### Supplied records

——

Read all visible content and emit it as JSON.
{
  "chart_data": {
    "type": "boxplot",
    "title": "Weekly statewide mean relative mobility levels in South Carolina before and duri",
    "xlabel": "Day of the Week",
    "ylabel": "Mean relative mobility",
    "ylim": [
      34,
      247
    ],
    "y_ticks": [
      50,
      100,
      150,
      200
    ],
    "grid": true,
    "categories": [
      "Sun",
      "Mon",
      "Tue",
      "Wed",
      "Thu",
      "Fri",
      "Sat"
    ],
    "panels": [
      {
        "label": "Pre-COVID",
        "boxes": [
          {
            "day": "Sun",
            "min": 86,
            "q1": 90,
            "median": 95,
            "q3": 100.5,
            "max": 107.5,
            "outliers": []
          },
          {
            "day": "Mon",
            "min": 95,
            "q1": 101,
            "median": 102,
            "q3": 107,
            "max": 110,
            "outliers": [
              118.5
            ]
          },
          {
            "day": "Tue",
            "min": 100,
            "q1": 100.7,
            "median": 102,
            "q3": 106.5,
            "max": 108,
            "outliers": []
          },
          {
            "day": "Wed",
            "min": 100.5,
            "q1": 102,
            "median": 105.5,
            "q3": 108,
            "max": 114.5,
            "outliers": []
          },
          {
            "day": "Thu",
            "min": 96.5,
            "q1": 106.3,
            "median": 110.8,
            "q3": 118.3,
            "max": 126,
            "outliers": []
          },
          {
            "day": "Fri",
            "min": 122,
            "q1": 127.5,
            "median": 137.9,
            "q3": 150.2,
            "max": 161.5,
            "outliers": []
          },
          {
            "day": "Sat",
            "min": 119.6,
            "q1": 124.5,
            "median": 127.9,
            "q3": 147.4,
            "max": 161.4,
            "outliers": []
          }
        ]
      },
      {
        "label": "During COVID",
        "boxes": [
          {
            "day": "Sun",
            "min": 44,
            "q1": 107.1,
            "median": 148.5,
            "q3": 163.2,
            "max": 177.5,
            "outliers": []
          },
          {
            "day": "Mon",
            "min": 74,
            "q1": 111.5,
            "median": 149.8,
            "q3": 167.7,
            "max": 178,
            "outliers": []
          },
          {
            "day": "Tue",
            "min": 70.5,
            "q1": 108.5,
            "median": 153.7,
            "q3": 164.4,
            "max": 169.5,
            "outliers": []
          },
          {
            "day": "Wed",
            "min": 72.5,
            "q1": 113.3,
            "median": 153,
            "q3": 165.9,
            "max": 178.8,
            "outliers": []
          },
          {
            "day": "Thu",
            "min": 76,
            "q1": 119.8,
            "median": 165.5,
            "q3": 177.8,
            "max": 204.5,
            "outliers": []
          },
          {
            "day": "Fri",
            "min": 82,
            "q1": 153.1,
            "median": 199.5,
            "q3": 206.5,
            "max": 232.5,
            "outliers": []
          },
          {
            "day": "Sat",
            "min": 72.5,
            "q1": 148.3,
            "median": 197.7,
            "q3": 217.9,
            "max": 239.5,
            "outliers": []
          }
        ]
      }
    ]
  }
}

——

### Goal of the exercise
State how many lines include the string "relative", and nothing more.

### Written solution
2